## Begin Data to process

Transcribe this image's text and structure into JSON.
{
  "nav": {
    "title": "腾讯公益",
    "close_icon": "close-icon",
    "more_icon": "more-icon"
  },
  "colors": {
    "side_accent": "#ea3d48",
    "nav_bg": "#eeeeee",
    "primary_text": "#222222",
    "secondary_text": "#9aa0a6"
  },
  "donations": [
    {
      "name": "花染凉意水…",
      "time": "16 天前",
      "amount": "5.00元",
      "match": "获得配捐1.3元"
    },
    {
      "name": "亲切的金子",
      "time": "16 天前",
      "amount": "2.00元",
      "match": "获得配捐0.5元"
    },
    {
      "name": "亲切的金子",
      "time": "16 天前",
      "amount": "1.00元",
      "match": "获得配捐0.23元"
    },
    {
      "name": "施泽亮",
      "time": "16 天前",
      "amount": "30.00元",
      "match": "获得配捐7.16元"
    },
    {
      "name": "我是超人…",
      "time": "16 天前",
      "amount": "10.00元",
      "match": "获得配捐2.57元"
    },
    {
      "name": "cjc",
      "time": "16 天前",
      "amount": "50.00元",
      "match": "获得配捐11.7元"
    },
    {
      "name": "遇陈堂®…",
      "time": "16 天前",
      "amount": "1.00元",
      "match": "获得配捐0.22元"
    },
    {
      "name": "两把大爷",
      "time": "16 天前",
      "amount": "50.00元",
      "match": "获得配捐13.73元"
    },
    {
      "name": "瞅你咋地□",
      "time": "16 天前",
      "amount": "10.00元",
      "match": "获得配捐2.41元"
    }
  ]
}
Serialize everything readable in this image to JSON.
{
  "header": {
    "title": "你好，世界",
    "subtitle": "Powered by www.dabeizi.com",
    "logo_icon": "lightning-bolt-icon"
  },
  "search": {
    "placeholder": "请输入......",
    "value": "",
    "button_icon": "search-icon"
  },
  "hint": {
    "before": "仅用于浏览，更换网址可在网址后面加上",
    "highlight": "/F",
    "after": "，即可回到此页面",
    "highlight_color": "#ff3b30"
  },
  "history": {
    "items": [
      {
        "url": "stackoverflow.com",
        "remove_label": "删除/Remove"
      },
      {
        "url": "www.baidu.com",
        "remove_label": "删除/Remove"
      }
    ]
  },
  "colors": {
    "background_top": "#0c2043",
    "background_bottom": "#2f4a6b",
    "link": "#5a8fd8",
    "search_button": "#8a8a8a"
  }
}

## End Data to process

**Your goal:** Transcribe the material above in its entirety. Match it exactly.

**Reply to the task:**
Transcribe this image's text and structure into JSON.
{
  "nav": {
    "title": "腾讯公益",
    "close_icon": "close-icon",
    "more_icon": "more-icon"
  },
  "colors": {
    "side_accent": "#ea3d48",
    "nav_bg": "#eeeeee",
    "primary_text": "#222222",
    "secondary_text": "#9aa0a6"
  },
  "donations": [
    {
      "name": "花染凉意水…",
      "time": "16 天前",
      "amount": "5.00元",
      "match": "获得配捐1.3元"
    },
    {
      "name": "亲切的金子",
      "time": "16 天前",
      "amount": "2.00元",
      "match": "获得配捐0.5元"
    },
    {
      "name": "亲切的金子",
      "time": "16 天前",
      "amount": "1.00元",
      "match": "获得配捐0.23元"
    },
    {
      "name": "施泽亮",
      "time": "16 天前",
      "amount": "30.00元",
      "match": "获得配捐7.16元"
    },
    {
      "name": "我是超人…",
      "time": "16 天前",
      "amount": "10.00元",
      "match": "获得配捐2.57元"
    },
    {
      "name": "cjc",
      "time": "16 天前",
      "amount": "50.00元",
      "match": "获得配捐11.7元"
    },
    {
      "name": "遇陈堂®…",
      "time": "16 天前",
      "amount": "1.00元",
      "match": "获得配捐0.22元"
    },
    {
      "name": "两把大爷",
      "time": "16 天前",
      "amount": "50.00元",
      "match": "获得配捐13.73元"
    },
    {
      "name": "瞅你咋地□",
      "time": "16 天前",
      "amount": "10.00元",
      "match": "获得配捐2.41元"
    }
  ]
}
Serialize everything readable in this image to JSON.
{
  "header": {
    "title": "你好，世界",
    "subtitle": "Powered by www.dabeizi.com",
    "logo_icon": "lightning-bolt-icon"
  },
  "search": {
    "placeholder": "请输入......",
    "value": "",
    "button_icon": "search-icon"
  },
  "hint": {
    "before": "仅用于浏览，更换网址可在网址后面加上",
    "highlight": "/F",
    "after": "，即可回到此页面",
    "highlight_color": "#ff3b30"
  },
  "history": {
    "items": [
      {
        "url": "stackoverflow.com",
        "remove_label": "删除/Remove"
      },
      {
        "url": "www.baidu.com",
        "remove_label": "删除/Remove"
      }
    ]
  },
  "colors": {
    "background_top": "#0c2043",
    "background_bottom": "#2f4a6b",
    "link": "#5a8fd8",
    "search_button": "#8a8a8a"
  }
}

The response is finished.